Information provided:
**********

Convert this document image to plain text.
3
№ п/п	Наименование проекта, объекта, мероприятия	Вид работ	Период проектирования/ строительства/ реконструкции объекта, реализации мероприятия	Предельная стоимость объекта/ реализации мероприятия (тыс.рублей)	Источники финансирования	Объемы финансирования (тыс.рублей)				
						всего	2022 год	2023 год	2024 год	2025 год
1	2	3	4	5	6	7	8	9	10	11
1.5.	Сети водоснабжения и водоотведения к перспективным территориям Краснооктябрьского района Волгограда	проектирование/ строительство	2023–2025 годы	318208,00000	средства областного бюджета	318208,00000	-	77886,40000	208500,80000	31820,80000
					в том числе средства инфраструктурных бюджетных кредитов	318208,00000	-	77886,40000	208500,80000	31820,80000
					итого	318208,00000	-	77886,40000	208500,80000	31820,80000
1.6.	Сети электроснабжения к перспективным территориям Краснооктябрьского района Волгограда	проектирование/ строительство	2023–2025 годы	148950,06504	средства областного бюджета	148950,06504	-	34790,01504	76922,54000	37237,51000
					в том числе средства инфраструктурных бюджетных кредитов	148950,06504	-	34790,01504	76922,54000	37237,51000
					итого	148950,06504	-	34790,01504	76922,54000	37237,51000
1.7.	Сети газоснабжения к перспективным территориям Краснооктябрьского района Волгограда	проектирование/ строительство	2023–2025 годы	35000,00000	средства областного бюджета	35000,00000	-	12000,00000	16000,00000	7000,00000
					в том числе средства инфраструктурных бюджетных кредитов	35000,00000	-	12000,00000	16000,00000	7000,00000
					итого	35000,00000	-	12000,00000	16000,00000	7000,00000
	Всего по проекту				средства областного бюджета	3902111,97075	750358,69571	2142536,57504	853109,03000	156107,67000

**********

Exactly reproduce every line found in the records.

Convert this document image to plain text.
3
№ п/п	Наименование проекта, объекта, мероприятия	Вид работ	Период проектирования/ строительства/ реконструкции объекта, реализации мероприятия	Предельная стоимость объекта/ реализации мероприятия (тыс.рублей)	Источники финансирования	Объемы финансирования (тыс.рублей)				
						всего	2022 год	2023 год	2024 год	2025 год
1	2	3	4	5	6	7	8	9	10	11
1.5.	Сети водоснабжения и водоотведения к перспективным территориям Краснооктябрьского района Волгограда	проектирование/ строительство	2023–2025 годы	318208,00000	средства областного бюджета	318208,00000	-	77886,40000	208500,80000	31820,80000
					в том числе средства инфраструктурных бюджетных кредитов	318208,00000	-	77886,40000	208500,80000	31820,80000
					итого	318208,00000	-	77886,40000	208500,80000	31820,80000
1.6.	Сети электроснабжения к перспективным территориям Краснооктябрьского района Волгограда	проектирование/ строительство	2023–2025 годы	148950,06504	средства областного бюджета	148950,06504	-	34790,01504	76922,54000	37237,51000
					в том числе средства инфраструктурных бюджетных кредитов	148950,06504	-	34790,01504	76922,54000	37237,51000
					итого	148950,06504	-	34790,01504	76922,54000	37237,51000
1.7.	Сети газоснабжения к перспективным территориям Краснооктябрьского района Волгограда	проектирование/ строительство	2023–2025 годы	35000,00000	средства областного бюджета	35000,00000	-	12000,00000	16000,00000	7000,00000
					в том числе средства инфраструктурных бюджетных кредитов	35000,00000	-	12000,00000	16000,00000	7000,00000
					итого	35000,00000	-	12000,00000	16000,00000	7000,00000
	Всего по проекту				средства областного бюджета	3902111,97075	750358,69571	2142536,57504	853109,03000	156107,67000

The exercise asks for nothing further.